═════ Data to process

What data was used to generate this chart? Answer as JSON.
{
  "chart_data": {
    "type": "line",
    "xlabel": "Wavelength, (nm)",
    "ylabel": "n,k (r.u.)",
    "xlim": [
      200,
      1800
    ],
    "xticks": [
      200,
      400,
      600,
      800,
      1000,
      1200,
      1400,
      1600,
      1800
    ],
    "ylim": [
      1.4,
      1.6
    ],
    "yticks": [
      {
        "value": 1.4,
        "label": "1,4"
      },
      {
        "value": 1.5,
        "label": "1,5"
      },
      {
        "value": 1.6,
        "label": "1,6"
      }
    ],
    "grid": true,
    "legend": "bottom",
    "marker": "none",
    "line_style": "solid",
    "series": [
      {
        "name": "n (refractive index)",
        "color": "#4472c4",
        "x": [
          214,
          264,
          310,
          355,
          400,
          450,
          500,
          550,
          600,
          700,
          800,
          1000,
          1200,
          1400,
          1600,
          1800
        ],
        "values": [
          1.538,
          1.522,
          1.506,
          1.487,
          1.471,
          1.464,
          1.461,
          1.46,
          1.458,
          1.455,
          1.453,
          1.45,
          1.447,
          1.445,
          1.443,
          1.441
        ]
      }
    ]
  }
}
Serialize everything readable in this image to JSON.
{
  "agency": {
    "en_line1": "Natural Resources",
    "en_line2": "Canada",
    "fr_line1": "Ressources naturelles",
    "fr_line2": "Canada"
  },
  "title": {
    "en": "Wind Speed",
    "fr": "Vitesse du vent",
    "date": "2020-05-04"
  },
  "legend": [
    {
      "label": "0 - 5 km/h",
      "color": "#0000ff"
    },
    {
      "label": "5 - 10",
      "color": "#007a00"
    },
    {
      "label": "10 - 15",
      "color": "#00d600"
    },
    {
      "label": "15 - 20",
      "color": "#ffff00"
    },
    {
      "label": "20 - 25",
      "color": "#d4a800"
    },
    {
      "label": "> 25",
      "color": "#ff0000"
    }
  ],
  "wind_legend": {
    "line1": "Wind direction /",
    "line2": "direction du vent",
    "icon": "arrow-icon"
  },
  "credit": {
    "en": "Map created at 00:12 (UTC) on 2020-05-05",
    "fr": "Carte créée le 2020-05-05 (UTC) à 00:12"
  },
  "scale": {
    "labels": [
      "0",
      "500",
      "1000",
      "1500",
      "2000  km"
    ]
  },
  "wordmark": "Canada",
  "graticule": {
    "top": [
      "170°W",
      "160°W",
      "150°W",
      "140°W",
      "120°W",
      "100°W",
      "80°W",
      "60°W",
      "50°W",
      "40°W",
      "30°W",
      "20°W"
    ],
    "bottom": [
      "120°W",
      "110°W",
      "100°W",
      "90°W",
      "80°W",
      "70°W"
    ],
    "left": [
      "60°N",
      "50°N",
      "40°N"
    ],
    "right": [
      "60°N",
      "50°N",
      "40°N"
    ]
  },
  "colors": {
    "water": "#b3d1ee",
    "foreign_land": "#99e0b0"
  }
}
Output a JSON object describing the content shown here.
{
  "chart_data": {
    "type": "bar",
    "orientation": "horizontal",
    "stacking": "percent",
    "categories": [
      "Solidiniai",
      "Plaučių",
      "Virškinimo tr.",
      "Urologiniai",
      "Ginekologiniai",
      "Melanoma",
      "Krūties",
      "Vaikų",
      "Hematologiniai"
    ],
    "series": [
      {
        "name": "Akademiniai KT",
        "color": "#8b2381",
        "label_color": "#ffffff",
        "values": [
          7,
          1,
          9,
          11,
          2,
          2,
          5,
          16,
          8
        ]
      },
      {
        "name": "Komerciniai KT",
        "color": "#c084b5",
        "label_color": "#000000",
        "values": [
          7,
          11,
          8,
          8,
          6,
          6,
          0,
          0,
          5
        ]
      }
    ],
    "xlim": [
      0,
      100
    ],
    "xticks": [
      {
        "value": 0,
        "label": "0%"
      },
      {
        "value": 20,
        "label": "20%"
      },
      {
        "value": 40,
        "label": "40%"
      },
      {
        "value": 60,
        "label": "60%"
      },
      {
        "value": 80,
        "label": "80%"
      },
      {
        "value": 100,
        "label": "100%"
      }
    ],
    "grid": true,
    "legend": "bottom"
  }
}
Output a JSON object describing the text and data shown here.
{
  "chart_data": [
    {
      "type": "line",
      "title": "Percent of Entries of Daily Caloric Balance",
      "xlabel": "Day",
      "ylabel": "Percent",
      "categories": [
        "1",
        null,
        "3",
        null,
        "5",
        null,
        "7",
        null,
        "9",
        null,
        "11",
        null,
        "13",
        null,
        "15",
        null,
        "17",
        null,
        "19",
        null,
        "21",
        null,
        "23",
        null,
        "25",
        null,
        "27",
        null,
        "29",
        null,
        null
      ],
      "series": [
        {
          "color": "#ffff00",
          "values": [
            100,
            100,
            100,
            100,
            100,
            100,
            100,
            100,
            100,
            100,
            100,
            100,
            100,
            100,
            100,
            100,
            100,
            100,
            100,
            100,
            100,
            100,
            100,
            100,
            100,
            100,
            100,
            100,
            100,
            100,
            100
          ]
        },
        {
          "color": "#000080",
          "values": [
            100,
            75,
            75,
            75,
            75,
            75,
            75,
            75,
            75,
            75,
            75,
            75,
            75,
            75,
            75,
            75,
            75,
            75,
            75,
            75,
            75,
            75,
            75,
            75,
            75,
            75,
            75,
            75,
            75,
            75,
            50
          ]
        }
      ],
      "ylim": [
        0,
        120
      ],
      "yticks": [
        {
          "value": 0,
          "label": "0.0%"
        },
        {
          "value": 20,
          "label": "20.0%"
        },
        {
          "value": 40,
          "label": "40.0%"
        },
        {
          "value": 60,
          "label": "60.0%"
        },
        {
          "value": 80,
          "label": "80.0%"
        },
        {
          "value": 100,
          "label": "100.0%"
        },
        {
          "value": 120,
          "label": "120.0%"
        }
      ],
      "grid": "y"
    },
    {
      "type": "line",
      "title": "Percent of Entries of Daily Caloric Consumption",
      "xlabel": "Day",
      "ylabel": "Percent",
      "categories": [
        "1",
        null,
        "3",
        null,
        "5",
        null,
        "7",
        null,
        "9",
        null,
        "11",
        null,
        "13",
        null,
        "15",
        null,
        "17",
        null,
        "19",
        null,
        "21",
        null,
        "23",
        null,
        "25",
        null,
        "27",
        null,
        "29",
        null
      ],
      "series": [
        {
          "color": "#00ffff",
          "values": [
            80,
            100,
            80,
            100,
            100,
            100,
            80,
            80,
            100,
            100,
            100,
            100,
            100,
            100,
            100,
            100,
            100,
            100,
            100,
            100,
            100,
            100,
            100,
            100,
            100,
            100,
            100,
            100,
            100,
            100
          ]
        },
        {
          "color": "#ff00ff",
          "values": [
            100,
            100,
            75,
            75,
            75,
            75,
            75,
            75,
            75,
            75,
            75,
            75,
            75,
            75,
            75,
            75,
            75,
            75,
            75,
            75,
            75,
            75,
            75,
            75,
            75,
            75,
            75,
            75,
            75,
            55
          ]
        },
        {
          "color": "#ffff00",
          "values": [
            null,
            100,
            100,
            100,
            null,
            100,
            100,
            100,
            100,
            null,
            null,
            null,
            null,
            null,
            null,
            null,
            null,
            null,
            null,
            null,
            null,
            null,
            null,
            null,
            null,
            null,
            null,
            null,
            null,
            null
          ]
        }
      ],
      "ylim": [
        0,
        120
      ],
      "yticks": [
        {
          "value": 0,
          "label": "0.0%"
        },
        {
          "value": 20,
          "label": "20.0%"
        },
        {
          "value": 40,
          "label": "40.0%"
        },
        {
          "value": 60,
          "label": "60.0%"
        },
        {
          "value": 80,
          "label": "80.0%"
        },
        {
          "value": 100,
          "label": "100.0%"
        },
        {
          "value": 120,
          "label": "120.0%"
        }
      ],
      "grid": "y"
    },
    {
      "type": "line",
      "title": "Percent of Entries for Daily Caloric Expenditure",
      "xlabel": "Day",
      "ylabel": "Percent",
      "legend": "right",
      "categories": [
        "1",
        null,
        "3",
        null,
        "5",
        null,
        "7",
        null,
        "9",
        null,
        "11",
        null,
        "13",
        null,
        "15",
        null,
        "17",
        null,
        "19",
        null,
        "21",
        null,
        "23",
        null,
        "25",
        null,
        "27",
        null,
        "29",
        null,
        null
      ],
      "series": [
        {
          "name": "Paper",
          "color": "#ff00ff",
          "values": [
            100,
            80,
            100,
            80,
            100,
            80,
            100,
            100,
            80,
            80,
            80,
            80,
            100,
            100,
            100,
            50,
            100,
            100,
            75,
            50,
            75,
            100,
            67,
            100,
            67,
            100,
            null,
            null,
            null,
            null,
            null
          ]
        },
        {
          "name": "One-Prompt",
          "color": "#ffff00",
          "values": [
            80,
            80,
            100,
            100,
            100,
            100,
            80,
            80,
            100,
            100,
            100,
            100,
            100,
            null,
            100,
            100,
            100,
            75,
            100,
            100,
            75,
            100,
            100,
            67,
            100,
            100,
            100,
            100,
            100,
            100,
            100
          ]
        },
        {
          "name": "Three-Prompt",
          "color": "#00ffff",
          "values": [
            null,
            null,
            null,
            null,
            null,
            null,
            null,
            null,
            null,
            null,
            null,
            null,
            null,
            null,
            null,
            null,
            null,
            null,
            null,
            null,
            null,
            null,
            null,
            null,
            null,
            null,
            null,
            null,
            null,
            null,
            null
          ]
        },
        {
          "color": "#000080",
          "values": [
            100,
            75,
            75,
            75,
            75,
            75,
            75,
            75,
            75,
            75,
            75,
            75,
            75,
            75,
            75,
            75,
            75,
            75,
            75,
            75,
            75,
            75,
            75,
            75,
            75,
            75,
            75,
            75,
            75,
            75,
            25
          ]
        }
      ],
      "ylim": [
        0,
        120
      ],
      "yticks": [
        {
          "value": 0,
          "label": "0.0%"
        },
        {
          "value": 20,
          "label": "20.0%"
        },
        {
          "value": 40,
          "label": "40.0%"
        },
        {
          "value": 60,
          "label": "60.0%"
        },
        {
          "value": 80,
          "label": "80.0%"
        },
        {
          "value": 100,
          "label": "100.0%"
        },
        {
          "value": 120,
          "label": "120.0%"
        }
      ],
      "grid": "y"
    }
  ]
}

══════════

▶ _Aim_: Which lines hold the word "vent"? Copy every one of them.

▶ _Exercise result_:
    "fr": "Vitesse du vent",
    "line2": "direction du vent",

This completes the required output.